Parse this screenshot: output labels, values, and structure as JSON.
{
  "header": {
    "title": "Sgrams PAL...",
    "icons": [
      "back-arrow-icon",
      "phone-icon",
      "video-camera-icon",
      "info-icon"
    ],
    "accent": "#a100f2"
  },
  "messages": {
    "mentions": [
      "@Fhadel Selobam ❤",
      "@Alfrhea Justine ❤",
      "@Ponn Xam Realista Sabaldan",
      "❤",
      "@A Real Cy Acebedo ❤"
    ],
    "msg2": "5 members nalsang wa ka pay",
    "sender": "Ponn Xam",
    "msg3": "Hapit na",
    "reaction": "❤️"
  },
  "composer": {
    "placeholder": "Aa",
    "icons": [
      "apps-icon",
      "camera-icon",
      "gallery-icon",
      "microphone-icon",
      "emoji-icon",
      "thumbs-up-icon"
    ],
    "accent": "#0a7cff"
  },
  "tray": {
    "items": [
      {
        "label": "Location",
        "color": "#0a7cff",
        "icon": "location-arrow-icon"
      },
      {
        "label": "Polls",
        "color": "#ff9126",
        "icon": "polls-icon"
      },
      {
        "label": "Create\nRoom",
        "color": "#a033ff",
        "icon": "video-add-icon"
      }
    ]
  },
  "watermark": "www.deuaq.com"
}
--------
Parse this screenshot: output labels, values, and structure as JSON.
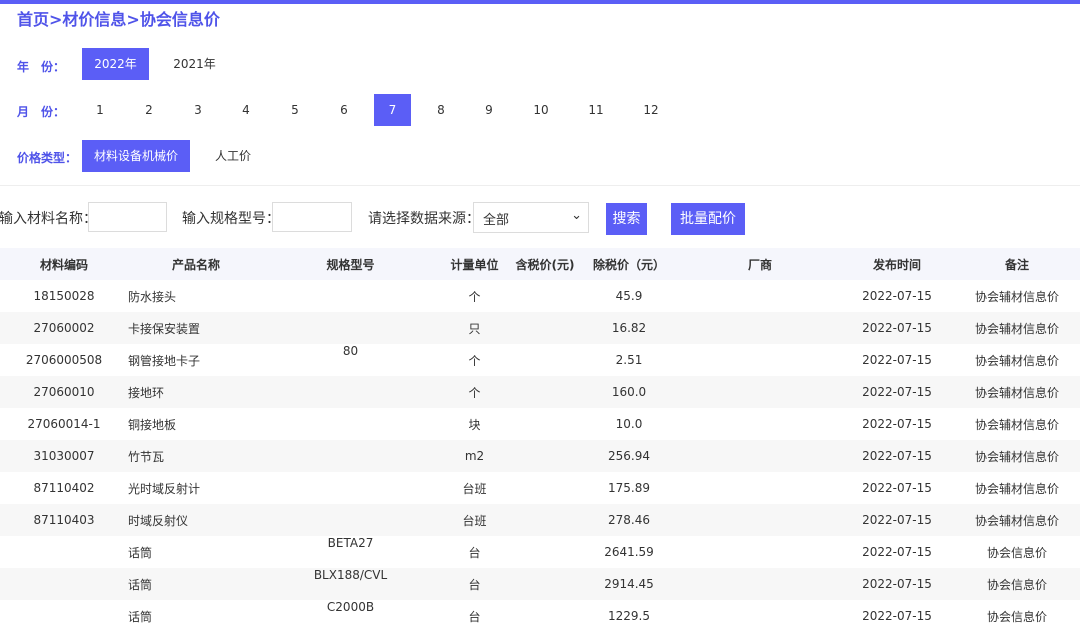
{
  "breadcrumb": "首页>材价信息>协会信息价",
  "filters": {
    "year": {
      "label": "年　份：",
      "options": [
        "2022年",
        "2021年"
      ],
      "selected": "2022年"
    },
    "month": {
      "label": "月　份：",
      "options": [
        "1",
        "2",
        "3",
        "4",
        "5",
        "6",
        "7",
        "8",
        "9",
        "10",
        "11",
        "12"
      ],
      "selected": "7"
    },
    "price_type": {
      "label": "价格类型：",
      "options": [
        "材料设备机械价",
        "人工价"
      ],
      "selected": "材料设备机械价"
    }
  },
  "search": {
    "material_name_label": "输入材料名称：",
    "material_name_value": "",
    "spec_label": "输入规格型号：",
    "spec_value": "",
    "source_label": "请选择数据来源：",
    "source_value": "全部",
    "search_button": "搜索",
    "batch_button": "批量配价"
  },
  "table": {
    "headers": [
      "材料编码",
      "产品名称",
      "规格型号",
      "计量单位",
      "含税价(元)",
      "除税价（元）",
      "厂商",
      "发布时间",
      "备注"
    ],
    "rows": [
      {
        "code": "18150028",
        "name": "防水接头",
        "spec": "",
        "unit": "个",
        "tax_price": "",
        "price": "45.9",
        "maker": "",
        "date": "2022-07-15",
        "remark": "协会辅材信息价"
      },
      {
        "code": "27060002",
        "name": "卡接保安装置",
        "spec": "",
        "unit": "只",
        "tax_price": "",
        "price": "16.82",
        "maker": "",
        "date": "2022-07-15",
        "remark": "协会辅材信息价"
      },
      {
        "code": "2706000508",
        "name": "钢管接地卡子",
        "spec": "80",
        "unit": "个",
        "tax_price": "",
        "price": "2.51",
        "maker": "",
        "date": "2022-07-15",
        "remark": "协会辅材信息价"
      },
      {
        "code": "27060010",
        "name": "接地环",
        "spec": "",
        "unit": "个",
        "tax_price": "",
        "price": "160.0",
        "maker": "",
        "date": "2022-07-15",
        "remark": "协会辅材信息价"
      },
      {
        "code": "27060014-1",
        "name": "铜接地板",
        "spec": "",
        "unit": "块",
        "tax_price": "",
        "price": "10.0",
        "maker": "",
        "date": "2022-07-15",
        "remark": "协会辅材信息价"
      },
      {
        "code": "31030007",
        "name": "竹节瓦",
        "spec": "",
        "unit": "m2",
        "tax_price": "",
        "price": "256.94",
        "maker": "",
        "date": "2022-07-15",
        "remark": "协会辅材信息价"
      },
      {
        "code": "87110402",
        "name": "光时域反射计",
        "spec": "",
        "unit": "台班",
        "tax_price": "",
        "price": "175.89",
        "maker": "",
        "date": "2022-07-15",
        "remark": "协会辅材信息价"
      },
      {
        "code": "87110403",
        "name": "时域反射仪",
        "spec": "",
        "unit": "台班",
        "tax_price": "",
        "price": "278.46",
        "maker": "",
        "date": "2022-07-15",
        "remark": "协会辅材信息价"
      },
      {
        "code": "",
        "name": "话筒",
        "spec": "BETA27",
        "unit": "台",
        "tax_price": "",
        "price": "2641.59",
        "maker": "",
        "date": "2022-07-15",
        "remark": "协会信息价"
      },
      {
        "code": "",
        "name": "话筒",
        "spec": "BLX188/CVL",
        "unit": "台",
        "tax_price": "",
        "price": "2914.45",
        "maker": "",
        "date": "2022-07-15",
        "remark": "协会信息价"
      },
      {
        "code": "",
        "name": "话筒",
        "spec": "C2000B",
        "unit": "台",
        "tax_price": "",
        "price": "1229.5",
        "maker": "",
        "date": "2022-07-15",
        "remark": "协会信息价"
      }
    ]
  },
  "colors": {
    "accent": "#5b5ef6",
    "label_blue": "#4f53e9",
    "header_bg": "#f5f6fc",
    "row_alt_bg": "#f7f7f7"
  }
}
--------
**DIRECTIONS:** Work out how many lines of the listing above include "selected". Answer with the number and nothing more.

**FULL ANSWER:** 3